LIST OF TASKS ▸
1 - In the interview with Perrie, Jade and Leigh-Anne, what did Leigh-Anne say she and Jade both had when they were young?
2 - Write the next part of the interview with Perrie, Jade and Leigh-Anne, starting after Perrie's last answer.

TEXT SEGMENT ▸
Perrie: Just to try and stay grounded with all your family and friends. Hold your loved ones really close. And try to keep your own little circle of friends. It’s hard to trust people in this industry. So yeah, keep all your family close.

Jade: To appreciate what we have. I think it’s very easy in this job to think negatively and think low of yourself after working such long hours. We’re always tired, but we have to remember that we’re in a much better position than many other girls. And also – to never underestimate our success.

So straight out of the X Factor – what were the biggest issues that you encountered in the industry?

Leigh-Anne: We didn’t have a clue what to expect. When you’re in a show like that, you’re kind of thrown into it in a way that you don’t really have any time to adjust to it. I think we were just really lucky to have each other. Doing that on your own – must be so much pressure. I’m just really happy that I got to have these girls as my comfort blanket.

 

Was there a specific moment in your careers when you realized that you’re becoming role models for young girls and therefore had a responsibility towards them?

Perrie: I think being named role models kind of happened just naturally, we never really asked for it. Which is lovely, I love the fact that girls look up to us and we empower people and inspire them. But obviously, we’re young girls and we’re going to do silly things sometimes that can kind of put pressure on us, but we’re just being ourselves. And if that means that we’re being role models by just being ourselves, then that’s incredible. It’s a massive compliment.

And as so, do you have any particular life stories that you’d like to share with your young audience for them to learn from?

Leigh-Anne: Well, both Jade and me had bad skin when we were young. And we used to get teased. And at the time – you think it’s the worst thing in the world. What I would say to anyone that is suffering from it is the fact that it will go away and it’s not the end of the world.

 

As women in the public eye working in an industry that constantly scrutinizes people – women first and foremost – have you ever felt you had a responsibility to act against it?

Perrie: Well, now that we’ve got a bit of influence – which is amazing – we try our best to make something positive out of it. We don’t think it’s fair that women get scrutinized more than men. Everything is harder for a woman in every kind of aspect and that’s why we try to empower women with our music, our image and everything we stand for. If we can help a little bit, then we’re doing okay.

EXTRACTED INFORMATION ▸

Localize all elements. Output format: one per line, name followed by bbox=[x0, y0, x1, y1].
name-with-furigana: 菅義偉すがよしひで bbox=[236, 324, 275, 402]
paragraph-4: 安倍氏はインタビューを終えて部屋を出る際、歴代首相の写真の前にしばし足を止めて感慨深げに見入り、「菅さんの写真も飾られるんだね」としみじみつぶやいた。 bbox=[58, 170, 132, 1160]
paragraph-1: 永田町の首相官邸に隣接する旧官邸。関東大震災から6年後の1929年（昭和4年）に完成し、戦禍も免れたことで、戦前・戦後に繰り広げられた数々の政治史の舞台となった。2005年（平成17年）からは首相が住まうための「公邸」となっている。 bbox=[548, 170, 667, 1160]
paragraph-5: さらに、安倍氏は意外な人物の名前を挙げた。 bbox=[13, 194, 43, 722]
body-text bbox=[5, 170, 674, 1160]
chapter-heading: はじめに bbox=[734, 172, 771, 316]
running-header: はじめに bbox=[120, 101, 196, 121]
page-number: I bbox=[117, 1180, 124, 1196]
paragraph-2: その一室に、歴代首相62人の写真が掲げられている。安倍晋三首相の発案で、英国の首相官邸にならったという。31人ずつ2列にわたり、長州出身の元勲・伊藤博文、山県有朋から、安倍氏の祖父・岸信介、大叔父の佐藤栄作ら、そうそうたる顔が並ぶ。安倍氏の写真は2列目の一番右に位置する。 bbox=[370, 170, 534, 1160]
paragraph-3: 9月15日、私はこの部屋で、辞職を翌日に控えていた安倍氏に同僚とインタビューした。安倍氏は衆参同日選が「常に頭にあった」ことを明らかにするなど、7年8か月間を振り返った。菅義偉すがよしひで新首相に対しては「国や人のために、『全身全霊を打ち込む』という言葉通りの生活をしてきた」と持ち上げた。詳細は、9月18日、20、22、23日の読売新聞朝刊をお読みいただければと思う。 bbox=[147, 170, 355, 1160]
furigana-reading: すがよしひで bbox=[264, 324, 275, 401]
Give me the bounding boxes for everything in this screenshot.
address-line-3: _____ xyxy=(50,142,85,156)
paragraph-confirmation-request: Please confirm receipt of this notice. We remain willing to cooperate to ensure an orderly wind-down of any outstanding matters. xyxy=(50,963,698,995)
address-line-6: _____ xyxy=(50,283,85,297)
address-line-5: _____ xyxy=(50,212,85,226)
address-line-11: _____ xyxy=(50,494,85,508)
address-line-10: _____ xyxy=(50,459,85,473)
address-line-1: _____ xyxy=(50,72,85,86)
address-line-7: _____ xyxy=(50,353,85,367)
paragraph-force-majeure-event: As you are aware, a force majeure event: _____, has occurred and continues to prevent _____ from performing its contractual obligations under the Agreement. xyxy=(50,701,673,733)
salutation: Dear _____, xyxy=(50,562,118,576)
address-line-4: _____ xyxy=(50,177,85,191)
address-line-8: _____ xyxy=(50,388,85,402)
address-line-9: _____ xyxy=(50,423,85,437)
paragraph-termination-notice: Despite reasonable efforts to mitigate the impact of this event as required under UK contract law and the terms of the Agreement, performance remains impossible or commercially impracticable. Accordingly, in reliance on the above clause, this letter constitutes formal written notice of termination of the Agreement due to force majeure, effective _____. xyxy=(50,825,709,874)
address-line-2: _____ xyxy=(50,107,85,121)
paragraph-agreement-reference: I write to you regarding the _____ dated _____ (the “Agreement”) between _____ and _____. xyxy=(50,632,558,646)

EXPECTED OUTPUTS ▸
1 - Bad skin, which they were teased about.

2 -
How did you all find your individualities under the given circumstances?

Perrie: We kind of stayed the same I think. From the beginning, we all knew who we were individually, what our style was and what we liked and disliked. Nothing changed, it just evolved. We like to be individuals because more people can relate to us. People relate to Leigh-Anne differently than they relate to me and so on. We’re all tight knit, but we embrace our individualities too.

Have you always had this mindset?

Perrie: Yeah, we’ve had the same beliefs pretty much from the beginning. We’ve always wanted to be girl-power; we’ve always wanted to inspire people.

 

How do you usually cope with the pressure of that omnipresent eye of the media?

Perrie: At first, it was really horrible. We were really young; I was 17 when I got put into Little Mix. I felt like a baby, I didn’t know how to fend for myself. Moving to London was terrifying – to not be with my family. I think, at first, we found it hard reading things about ourselves that weren’t true. Like rumours or seeing a bad picture right on the front of a magazine or whatever it was. But now, we literally couldn’t care less.

Leigh-Anne: It doesn’t matter. We’ve learned how to deal with it all of it now. Everybody gets it. Adele, Beyoncé, everyone gets scrutinized. And it’s usually from people who don’t have a life.


What’s next for Little Mix?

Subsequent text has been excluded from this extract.